• _What is required_: Read the data and repeat all of it exactly.

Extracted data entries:
= = = =

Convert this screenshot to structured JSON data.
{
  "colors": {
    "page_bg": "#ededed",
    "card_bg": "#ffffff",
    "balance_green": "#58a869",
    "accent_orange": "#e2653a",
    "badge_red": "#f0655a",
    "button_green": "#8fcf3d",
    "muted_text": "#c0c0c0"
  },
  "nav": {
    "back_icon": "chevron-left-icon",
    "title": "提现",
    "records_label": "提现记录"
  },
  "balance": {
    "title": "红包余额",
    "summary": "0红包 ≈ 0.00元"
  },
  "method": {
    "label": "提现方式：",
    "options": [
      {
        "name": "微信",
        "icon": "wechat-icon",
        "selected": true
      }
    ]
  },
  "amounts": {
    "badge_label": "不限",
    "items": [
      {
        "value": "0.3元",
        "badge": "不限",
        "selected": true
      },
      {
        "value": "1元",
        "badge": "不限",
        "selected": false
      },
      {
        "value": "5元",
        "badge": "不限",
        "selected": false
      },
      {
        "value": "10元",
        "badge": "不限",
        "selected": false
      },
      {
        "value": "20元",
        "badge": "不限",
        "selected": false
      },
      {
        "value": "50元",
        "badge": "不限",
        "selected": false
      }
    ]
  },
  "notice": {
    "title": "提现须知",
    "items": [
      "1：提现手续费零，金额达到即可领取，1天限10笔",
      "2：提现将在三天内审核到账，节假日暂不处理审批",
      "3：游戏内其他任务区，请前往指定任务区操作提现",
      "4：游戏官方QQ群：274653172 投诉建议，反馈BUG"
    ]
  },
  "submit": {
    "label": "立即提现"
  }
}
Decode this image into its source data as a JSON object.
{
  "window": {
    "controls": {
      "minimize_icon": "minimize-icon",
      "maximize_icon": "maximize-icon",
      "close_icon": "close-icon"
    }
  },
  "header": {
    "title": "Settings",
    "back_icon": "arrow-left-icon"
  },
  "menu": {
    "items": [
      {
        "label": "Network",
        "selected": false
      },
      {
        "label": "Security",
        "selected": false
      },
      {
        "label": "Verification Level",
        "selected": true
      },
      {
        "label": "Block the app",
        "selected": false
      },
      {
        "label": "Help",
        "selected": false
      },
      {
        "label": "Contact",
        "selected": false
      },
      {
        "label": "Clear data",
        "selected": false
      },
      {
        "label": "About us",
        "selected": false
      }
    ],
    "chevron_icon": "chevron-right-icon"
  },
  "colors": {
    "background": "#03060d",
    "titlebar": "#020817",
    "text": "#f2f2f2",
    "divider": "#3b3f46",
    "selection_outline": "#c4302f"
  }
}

= = = =

• _Reply_:
Convert this screenshot to structured JSON data.
{
  "colors": {
    "page_bg": "#ededed",
    "card_bg": "#ffffff",
    "balance_green": "#58a869",
    "accent_orange": "#e2653a",
    "badge_red": "#f0655a",
    "button_green": "#8fcf3d",
    "muted_text": "#c0c0c0"
  },
  "nav": {
    "back_icon": "chevron-left-icon",
    "title": "提现",
    "records_label": "提现记录"
  },
  "balance": {
    "title": "红包余额",
    "summary": "0红包 ≈ 0.00元"
  },
  "method": {
    "label": "提现方式：",
    "options": [
      {
        "name": "微信",
        "icon": "wechat-icon",
        "selected": true
      }
    ]
  },
  "amounts": {
    "badge_label": "不限",
    "items": [
      {
        "value": "0.3元",
        "badge": "不限",
        "selected": true
      },
      {
        "value": "1元",
        "badge": "不限",
        "selected": false
      },
      {
        "value": "5元",
        "badge": "不限",
        "selected": false
      },
      {
        "value": "10元",
        "badge": "不限",
        "selected": false
      },
      {
        "value": "20元",
        "badge": "不限",
        "selected": false
      },
      {
        "value": "50元",
        "badge": "不限",
        "selected": false
      }
    ]
  },
  "notice": {
    "title": "提现须知",
    "items": [
      "1：提现手续费零，金额达到即可领取，1天限10笔",
      "2：提现将在三天内审核到账，节假日暂不处理审批",
      "3：游戏内其他任务区，请前往指定任务区操作提现",
      "4：游戏官方QQ群：274653172 投诉建议，反馈BUG"
    ]
  },
  "submit": {
    "label": "立即提现"
  }
}
Decode this image into its source data as a JSON object.
{
  "window": {
    "controls": {
      "minimize_icon": "minimize-icon",
      "maximize_icon": "maximize-icon",
      "close_icon": "close-icon"
    }
  },
  "header": {
    "title": "Settings",
    "back_icon": "arrow-left-icon"
  },
  "menu": {
    "items": [
      {
        "label": "Network",
        "selected": false
      },
      {
        "label": "Security",
        "selected": false
      },
      {
        "label": "Verification Level",
        "selected": true
      },
      {
        "label": "Block the app",
        "selected": false
      },
      {
        "label": "Help",
        "selected": false
      },
      {
        "label": "Contact",
        "selected": false
      },
      {
        "label": "Clear data",
        "selected": false
      },
      {
        "label": "About us",
        "selected": false
      }
    ],
    "chevron_icon": "chevron-right-icon"
  },
  "colors": {
    "background": "#03060d",
    "titlebar": "#020817",
    "text": "#f2f2f2",
    "divider": "#3b3f46",
    "selection_outline": "#c4302f"
  }
}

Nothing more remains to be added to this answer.